## Exercise:
Give back the full listing verbatim, apart from its images.

## Stored items from a collection:
* begin *

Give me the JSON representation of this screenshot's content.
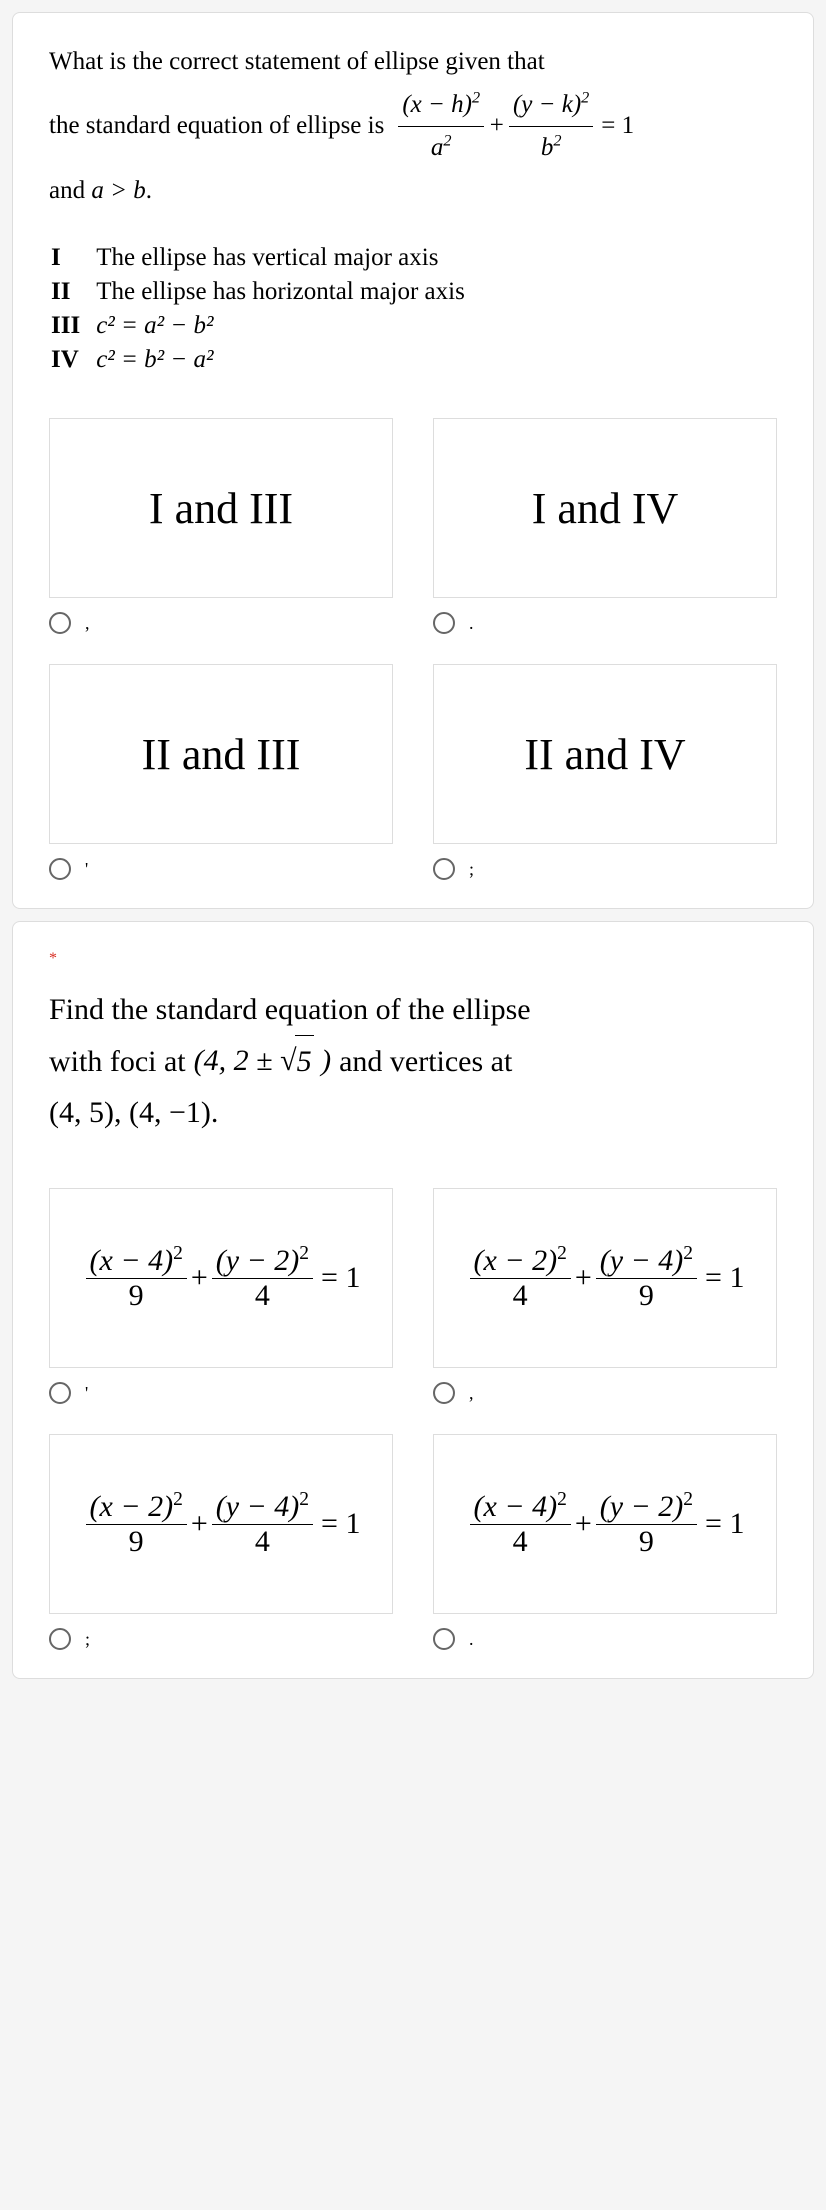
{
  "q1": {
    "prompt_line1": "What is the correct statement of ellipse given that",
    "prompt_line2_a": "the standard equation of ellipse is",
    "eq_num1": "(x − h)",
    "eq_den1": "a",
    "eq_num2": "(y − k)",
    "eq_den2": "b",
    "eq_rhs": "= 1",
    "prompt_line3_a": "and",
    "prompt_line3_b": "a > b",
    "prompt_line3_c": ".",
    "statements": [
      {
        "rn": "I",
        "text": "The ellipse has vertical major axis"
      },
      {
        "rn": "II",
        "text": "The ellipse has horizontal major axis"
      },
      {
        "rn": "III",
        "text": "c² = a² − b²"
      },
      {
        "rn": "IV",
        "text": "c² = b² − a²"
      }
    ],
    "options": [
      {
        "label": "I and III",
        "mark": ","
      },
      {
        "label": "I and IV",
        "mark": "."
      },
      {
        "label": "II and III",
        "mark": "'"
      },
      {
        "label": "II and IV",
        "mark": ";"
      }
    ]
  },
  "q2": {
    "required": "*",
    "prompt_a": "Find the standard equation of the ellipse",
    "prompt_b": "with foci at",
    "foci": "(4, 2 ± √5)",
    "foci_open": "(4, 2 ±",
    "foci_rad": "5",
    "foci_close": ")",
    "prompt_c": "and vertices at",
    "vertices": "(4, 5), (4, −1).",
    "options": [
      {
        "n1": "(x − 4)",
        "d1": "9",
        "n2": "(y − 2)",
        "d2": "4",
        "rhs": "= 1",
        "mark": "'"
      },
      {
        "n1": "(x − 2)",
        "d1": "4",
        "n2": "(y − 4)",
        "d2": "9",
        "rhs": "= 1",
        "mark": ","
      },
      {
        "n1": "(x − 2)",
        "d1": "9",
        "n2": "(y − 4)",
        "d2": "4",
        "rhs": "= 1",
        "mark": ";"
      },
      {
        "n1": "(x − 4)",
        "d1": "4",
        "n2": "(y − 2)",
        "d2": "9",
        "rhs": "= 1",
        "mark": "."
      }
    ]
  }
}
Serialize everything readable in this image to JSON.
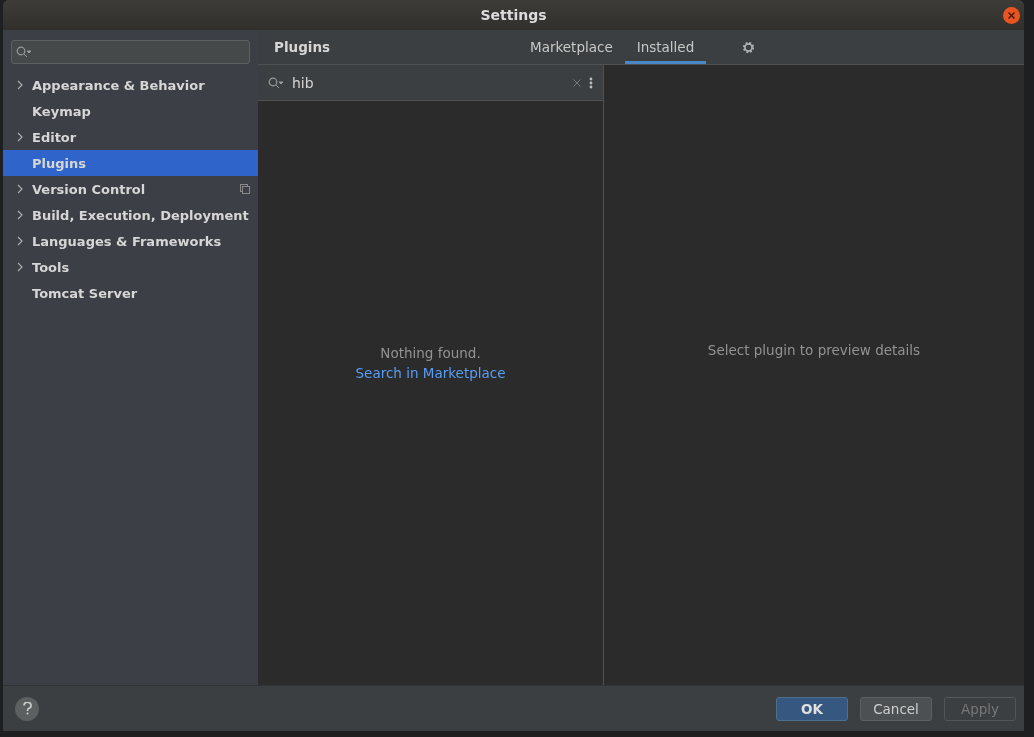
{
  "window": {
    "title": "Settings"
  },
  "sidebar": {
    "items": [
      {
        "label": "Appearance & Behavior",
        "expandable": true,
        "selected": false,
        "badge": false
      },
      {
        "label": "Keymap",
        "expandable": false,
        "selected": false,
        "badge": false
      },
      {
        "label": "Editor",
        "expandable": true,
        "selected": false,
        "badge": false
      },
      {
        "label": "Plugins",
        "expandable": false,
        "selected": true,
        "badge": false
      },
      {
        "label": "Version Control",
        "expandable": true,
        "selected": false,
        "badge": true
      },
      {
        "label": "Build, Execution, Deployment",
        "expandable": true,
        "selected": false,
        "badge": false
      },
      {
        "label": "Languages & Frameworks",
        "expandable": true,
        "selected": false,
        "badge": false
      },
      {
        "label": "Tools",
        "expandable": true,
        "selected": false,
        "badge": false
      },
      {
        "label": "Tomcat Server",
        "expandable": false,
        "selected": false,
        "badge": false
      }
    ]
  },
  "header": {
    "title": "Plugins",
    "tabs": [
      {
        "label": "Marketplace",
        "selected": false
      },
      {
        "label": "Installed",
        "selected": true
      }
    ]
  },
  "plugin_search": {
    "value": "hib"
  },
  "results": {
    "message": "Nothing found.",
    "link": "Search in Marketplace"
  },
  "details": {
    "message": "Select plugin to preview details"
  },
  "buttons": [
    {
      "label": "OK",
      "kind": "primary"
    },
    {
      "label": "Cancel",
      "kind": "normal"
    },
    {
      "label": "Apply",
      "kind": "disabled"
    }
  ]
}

* end *

## Complete response:
Give me the JSON representation of this screenshot's content.
{
  "q1": {
    "prompt_line1": "What is the correct statement of ellipse given that",
    "prompt_line2_a": "the standard equation of ellipse is",
    "eq_num1": "(x − h)",
    "eq_den1": "a",
    "eq_num2": "(y − k)",
    "eq_den2": "b",
    "eq_rhs": "= 1",
    "prompt_line3_a": "and",
    "prompt_line3_b": "a > b",
    "prompt_line3_c": ".",
    "statements": [
      {
        "rn": "I",
        "text": "The ellipse has vertical major axis"
      },
      {
        "rn": "II",
        "text": "The ellipse has horizontal major axis"
      },
      {
        "rn": "III",
        "text": "c² = a² − b²"
      },
      {
        "rn": "IV",
        "text": "c² = b² − a²"
      }
    ],
    "options": [
      {
        "label": "I and III",
        "mark": ","
      },
      {
        "label": "I and IV",
        "mark": "."
      },
      {
        "label": "II and III",
        "mark": "'"
      },
      {
        "label": "II and IV",
        "mark": ";"
      }
    ]
  },
  "q2": {
    "required": "*",
    "prompt_a": "Find the standard equation of the ellipse",
    "prompt_b": "with foci at",
    "foci": "(4, 2 ± √5)",
    "foci_open": "(4, 2 ±",
    "foci_rad": "5",
    "foci_close": ")",
    "prompt_c": "and vertices at",
    "vertices": "(4, 5), (4, −1).",
    "options": [
      {
        "n1": "(x − 4)",
        "d1": "9",
        "n2": "(y − 2)",
        "d2": "4",
        "rhs": "= 1",
        "mark": "'"
      },
      {
        "n1": "(x − 2)",
        "d1": "4",
        "n2": "(y − 4)",
        "d2": "9",
        "rhs": "= 1",
        "mark": ","
      },
      {
        "n1": "(x − 2)",
        "d1": "9",
        "n2": "(y − 4)",
        "d2": "4",
        "rhs": "= 1",
        "mark": ";"
      },
      {
        "n1": "(x − 4)",
        "d1": "4",
        "n2": "(y − 2)",
        "d2": "9",
        "rhs": "= 1",
        "mark": "."
      }
    ]
  }
}
Serialize everything readable in this image to JSON.
{
  "window": {
    "title": "Settings"
  },
  "sidebar": {
    "items": [
      {
        "label": "Appearance & Behavior",
        "expandable": true,
        "selected": false,
        "badge": false
      },
      {
        "label": "Keymap",
        "expandable": false,
        "selected": false,
        "badge": false
      },
      {
        "label": "Editor",
        "expandable": true,
        "selected": false,
        "badge": false
      },
      {
        "label": "Plugins",
        "expandable": false,
        "selected": true,
        "badge": false
      },
      {
        "label": "Version Control",
        "expandable": true,
        "selected": false,
        "badge": true
      },
      {
        "label": "Build, Execution, Deployment",
        "expandable": true,
        "selected": false,
        "badge": false
      },
      {
        "label": "Languages & Frameworks",
        "expandable": true,
        "selected": false,
        "badge": false
      },
      {
        "label": "Tools",
        "expandable": true,
        "selected": false,
        "badge": false
      },
      {
        "label": "Tomcat Server",
        "expandable": false,
        "selected": false,
        "badge": false
      }
    ]
  },
  "header": {
    "title": "Plugins",
    "tabs": [
      {
        "label": "Marketplace",
        "selected": false
      },
      {
        "label": "Installed",
        "selected": true
      }
    ]
  },
  "plugin_search": {
    "value": "hib"
  },
  "results": {
    "message": "Nothing found.",
    "link": "Search in Marketplace"
  },
  "details": {
    "message": "Select plugin to preview details"
  },
  "buttons": [
    {
      "label": "OK",
      "kind": "primary"
    },
    {
      "label": "Cancel",
      "kind": "normal"
    },
    {
      "label": "Apply",
      "kind": "disabled"
    }
  ]
}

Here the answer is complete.